Information given:

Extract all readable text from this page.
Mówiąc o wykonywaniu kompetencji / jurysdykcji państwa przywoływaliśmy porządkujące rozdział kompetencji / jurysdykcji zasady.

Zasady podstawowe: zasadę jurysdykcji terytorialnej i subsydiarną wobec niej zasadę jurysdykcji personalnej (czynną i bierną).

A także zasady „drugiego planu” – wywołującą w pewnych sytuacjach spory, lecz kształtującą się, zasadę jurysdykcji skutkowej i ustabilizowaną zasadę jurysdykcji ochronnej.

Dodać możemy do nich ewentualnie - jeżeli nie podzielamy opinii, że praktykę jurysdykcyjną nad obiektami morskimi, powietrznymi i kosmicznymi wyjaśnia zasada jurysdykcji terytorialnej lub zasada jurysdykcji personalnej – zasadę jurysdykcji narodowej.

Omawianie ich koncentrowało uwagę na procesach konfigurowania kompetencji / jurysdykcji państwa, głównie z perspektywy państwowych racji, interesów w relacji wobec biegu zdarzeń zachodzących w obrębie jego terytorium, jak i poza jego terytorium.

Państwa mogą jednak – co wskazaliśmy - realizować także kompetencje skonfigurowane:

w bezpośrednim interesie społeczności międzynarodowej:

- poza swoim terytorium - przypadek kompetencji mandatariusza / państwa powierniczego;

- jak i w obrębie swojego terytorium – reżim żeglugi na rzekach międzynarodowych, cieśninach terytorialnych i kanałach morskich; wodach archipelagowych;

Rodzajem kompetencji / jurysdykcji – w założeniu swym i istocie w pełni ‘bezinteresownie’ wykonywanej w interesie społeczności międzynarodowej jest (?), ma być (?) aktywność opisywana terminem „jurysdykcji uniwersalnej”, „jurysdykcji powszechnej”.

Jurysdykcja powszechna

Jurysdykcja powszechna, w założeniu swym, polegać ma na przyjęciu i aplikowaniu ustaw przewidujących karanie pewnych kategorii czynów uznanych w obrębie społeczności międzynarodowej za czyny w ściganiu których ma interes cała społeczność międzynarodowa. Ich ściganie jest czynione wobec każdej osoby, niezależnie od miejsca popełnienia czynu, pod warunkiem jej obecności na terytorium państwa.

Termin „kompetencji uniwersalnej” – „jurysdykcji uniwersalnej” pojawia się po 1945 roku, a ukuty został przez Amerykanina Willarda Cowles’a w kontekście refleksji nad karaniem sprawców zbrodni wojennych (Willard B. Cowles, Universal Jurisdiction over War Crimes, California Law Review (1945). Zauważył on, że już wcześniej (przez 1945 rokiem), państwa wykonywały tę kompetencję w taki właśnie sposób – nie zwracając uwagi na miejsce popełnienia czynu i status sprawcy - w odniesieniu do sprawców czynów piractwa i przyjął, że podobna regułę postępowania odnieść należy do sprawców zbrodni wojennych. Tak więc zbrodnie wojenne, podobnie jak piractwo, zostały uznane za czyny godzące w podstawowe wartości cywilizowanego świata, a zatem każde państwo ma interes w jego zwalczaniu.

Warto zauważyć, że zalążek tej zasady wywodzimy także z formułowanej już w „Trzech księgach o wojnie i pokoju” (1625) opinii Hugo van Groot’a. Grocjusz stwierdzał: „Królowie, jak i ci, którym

Problem details:
Copy out each record from above, exactly.

The output:
Extract all readable text from this page.
Mówiąc o wykonywaniu kompetencji / jurysdykcji państwa przywoływaliśmy porządkujące rozdział kompetencji / jurysdykcji zasady.

Zasady podstawowe: zasadę jurysdykcji terytorialnej i subsydiarną wobec niej zasadę jurysdykcji personalnej (czynną i bierną).

A także zasady „drugiego planu” – wywołującą w pewnych sytuacjach spory, lecz kształtującą się, zasadę jurysdykcji skutkowej i ustabilizowaną zasadę jurysdykcji ochronnej.

Dodać możemy do nich ewentualnie - jeżeli nie podzielamy opinii, że praktykę jurysdykcyjną nad obiektami morskimi, powietrznymi i kosmicznymi wyjaśnia zasada jurysdykcji terytorialnej lub zasada jurysdykcji personalnej – zasadę jurysdykcji narodowej.

Omawianie ich koncentrowało uwagę na procesach konfigurowania kompetencji / jurysdykcji państwa, głównie z perspektywy państwowych racji, interesów w relacji wobec biegu zdarzeń zachodzących w obrębie jego terytorium, jak i poza jego terytorium.

Państwa mogą jednak – co wskazaliśmy - realizować także kompetencje skonfigurowane:

w bezpośrednim interesie społeczności międzynarodowej:

- poza swoim terytorium - przypadek kompetencji mandatariusza / państwa powierniczego;

- jak i w obrębie swojego terytorium – reżim żeglugi na rzekach międzynarodowych, cieśninach terytorialnych i kanałach morskich; wodach archipelagowych;

Rodzajem kompetencji / jurysdykcji – w założeniu swym i istocie w pełni ‘bezinteresownie’ wykonywanej w interesie społeczności międzynarodowej jest (?), ma być (?) aktywność opisywana terminem „jurysdykcji uniwersalnej”, „jurysdykcji powszechnej”.

Jurysdykcja powszechna

Jurysdykcja powszechna, w założeniu swym, polegać ma na przyjęciu i aplikowaniu ustaw przewidujących karanie pewnych kategorii czynów uznanych w obrębie społeczności międzynarodowej za czyny w ściganiu których ma interes cała społeczność międzynarodowa. Ich ściganie jest czynione wobec każdej osoby, niezależnie od miejsca popełnienia czynu, pod warunkiem jej obecności na terytorium państwa.

Termin „kompetencji uniwersalnej” – „jurysdykcji uniwersalnej” pojawia się po 1945 roku, a ukuty został przez Amerykanina Willarda Cowles’a w kontekście refleksji nad karaniem sprawców zbrodni wojennych (Willard B. Cowles, Universal Jurisdiction over War Crimes, California Law Review (1945). Zauważył on, że już wcześniej (przez 1945 rokiem), państwa wykonywały tę kompetencję w taki właśnie sposób – nie zwracając uwagi na miejsce popełnienia czynu i status sprawcy - w odniesieniu do sprawców czynów piractwa i przyjął, że podobna regułę postępowania odnieść należy do sprawców zbrodni wojennych. Tak więc zbrodnie wojenne, podobnie jak piractwo, zostały uznane za czyny godzące w podstawowe wartości cywilizowanego świata, a zatem każde państwo ma interes w jego zwalczaniu.

Warto zauważyć, że zalążek tej zasady wywodzimy także z formułowanej już w „Trzech księgach o wojnie i pokoju” (1625) opinii Hugo van Groot’a. Grocjusz stwierdzał: „Królowie, jak i ci, którym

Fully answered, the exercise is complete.